What is the number of lines in these entries that contain "знаний"? State it alone.

[Stored data entries]
-- Begin --

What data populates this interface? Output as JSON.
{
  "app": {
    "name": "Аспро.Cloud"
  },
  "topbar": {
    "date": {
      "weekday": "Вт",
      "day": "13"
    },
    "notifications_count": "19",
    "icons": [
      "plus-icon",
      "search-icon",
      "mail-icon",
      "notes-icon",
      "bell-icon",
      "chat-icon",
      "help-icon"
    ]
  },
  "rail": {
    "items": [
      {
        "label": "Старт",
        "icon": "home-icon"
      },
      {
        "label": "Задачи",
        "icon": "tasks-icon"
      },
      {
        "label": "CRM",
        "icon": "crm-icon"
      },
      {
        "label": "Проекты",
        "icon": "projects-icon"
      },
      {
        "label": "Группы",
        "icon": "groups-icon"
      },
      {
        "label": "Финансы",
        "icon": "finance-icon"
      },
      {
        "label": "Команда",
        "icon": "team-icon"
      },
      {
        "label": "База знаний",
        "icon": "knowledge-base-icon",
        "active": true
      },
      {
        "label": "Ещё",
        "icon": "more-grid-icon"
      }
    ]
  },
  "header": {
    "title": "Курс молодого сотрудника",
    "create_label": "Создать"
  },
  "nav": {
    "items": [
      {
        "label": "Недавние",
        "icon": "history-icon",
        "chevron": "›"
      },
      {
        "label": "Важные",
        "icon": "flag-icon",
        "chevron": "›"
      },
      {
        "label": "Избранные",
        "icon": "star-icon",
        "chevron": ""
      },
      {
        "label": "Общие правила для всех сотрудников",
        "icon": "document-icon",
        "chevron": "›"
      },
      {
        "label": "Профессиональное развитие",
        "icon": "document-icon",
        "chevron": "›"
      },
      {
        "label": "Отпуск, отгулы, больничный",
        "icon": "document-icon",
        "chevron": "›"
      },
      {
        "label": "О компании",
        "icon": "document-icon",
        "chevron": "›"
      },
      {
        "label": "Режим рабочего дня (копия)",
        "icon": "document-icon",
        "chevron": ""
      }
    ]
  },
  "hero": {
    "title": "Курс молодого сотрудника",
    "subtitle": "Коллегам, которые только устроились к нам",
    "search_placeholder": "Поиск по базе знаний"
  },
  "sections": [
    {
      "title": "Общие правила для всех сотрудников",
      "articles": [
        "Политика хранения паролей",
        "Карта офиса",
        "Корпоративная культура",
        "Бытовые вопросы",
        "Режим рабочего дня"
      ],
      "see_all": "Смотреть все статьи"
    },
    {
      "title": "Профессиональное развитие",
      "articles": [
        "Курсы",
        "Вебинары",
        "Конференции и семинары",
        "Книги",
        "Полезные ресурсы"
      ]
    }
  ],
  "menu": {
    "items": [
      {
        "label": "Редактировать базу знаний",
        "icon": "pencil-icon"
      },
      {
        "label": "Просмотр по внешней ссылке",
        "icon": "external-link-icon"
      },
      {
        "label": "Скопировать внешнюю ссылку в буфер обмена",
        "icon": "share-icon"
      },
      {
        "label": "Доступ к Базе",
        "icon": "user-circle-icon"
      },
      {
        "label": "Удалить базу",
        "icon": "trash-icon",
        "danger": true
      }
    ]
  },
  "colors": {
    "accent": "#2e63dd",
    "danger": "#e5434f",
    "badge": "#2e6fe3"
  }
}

-- End --
-- Begin --

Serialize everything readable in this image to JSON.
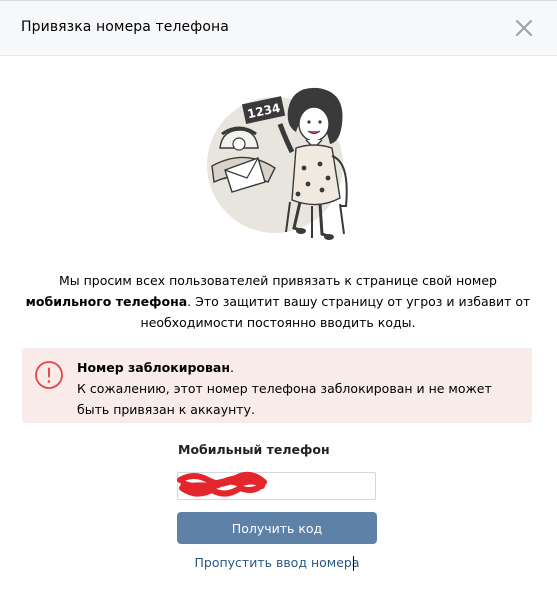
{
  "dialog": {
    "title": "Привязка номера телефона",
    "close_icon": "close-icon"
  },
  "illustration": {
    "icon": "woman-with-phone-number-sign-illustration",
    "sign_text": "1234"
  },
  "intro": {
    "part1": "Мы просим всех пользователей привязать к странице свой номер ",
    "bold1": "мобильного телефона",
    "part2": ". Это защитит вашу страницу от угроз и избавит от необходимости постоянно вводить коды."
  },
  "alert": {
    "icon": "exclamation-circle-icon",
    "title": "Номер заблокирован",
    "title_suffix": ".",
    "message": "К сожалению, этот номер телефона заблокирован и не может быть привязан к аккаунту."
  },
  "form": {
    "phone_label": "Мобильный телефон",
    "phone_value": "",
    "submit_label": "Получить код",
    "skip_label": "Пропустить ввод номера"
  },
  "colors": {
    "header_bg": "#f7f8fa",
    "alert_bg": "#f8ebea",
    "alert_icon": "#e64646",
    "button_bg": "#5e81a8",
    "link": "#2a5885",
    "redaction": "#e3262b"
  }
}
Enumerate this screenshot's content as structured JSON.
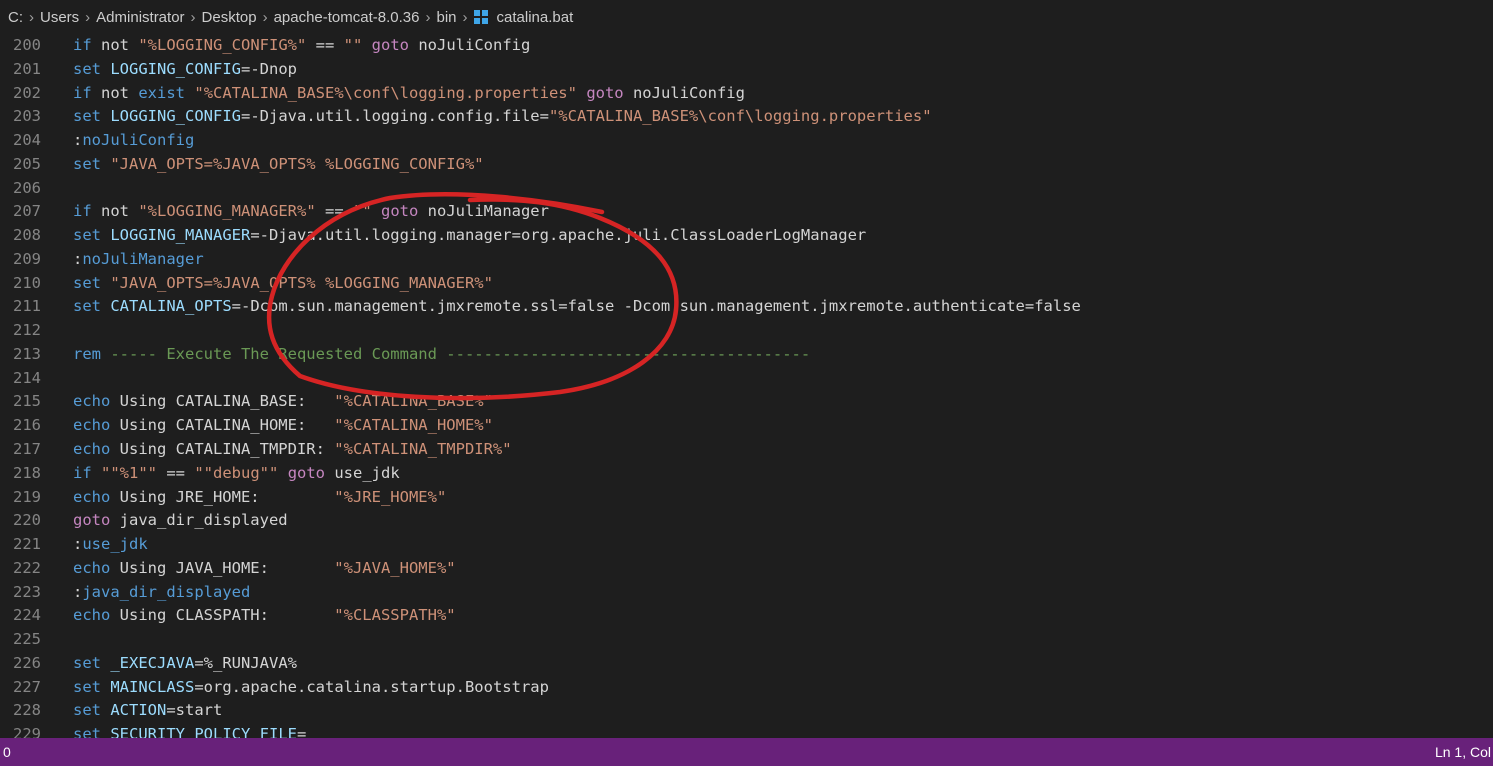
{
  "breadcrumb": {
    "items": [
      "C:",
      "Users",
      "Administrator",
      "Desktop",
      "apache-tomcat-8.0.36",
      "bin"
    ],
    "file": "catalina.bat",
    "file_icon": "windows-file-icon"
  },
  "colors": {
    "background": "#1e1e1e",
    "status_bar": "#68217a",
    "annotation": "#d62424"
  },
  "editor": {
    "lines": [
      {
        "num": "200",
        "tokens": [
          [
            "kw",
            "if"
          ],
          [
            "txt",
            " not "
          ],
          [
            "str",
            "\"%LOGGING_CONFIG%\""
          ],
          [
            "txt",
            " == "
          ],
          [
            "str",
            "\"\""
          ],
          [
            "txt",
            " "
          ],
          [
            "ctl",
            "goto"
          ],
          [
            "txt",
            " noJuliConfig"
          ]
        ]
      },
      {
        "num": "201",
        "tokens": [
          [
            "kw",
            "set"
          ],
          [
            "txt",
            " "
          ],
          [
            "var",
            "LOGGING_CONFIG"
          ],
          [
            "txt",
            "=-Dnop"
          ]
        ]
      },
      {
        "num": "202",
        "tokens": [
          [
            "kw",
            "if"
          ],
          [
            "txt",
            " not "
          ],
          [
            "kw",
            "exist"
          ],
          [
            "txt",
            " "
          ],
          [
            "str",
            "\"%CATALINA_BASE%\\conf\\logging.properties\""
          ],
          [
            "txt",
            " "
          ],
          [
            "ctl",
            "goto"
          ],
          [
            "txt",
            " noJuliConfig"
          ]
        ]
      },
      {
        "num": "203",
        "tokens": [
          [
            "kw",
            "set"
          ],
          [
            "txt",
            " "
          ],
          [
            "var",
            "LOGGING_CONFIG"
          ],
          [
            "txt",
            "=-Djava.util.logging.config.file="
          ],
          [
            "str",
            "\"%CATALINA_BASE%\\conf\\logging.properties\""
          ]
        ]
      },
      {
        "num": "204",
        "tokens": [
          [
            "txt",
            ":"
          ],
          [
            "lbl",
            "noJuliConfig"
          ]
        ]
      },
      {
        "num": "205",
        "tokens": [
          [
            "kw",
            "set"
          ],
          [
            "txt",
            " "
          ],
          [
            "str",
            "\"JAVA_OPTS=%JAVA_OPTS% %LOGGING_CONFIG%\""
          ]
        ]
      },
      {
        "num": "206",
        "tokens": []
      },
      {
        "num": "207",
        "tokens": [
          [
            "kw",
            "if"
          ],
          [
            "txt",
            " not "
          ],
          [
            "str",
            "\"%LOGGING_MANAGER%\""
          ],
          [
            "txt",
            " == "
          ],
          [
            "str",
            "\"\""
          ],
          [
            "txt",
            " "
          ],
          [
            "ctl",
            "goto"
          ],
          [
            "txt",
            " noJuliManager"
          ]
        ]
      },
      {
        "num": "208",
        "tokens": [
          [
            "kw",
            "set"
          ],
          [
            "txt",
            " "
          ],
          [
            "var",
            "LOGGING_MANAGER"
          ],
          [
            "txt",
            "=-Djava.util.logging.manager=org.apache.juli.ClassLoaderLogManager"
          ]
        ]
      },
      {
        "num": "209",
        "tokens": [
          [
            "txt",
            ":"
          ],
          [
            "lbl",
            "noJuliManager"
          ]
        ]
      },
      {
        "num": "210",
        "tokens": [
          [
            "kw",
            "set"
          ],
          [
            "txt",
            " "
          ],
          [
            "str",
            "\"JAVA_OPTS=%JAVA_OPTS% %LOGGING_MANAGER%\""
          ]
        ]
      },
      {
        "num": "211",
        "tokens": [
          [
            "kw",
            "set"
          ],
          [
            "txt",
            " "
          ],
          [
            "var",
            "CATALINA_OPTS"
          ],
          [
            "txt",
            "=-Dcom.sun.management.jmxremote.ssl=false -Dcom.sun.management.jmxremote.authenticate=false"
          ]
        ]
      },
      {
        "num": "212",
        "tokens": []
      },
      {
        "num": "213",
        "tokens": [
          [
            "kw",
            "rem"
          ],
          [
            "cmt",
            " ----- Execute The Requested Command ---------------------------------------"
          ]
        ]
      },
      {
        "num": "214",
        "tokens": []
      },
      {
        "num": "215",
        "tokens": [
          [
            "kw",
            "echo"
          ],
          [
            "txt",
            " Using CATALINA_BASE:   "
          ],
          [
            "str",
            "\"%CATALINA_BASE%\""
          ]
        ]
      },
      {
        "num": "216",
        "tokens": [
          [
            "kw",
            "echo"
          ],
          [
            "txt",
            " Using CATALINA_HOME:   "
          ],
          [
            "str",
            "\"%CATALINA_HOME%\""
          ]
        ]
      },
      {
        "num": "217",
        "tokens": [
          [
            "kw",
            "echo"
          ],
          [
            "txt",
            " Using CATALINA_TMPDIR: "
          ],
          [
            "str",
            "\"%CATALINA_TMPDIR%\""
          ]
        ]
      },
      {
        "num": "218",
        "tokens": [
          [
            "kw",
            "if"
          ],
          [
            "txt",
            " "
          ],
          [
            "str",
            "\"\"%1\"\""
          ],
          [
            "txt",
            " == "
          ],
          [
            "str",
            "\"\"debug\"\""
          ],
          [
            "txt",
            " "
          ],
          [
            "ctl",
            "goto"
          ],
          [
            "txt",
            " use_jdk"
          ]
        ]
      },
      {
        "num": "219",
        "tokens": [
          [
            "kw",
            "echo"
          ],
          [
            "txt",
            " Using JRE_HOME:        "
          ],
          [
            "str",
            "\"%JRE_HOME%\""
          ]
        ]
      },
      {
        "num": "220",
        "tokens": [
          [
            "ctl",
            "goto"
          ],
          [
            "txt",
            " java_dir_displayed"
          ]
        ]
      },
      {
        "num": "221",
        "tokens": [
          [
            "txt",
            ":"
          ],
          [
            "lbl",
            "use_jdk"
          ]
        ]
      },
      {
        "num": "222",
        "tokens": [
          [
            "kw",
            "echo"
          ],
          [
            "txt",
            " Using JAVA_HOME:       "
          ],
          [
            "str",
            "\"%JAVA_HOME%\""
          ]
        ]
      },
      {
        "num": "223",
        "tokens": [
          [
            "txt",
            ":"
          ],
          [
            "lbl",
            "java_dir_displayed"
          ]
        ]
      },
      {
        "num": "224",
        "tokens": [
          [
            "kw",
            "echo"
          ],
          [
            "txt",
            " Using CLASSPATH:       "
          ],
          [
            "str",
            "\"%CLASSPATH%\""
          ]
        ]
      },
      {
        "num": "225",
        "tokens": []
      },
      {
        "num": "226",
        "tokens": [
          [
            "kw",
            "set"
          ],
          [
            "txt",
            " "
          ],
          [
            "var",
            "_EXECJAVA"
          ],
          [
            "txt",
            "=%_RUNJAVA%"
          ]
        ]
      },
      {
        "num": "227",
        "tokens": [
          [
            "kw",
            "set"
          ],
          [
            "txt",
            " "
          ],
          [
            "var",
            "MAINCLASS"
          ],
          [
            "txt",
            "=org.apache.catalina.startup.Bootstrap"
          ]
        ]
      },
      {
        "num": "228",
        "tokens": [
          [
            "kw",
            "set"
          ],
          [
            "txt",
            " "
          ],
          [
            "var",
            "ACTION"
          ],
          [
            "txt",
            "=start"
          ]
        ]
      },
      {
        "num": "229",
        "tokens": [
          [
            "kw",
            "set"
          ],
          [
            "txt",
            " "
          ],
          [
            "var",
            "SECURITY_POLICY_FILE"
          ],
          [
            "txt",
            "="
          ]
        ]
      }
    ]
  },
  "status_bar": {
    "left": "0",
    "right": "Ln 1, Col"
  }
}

-- End --
-- Begin --

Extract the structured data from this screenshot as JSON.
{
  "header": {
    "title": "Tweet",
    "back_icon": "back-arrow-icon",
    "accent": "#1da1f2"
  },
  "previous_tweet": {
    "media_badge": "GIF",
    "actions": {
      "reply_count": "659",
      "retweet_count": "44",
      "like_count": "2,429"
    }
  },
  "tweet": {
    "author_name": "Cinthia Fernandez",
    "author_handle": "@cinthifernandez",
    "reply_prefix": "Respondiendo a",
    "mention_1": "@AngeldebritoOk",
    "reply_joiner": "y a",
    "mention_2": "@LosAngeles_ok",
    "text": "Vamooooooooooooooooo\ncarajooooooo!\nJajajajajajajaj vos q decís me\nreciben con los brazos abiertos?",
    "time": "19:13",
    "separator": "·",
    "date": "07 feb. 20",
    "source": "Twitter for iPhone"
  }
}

-- End --

[Response]
3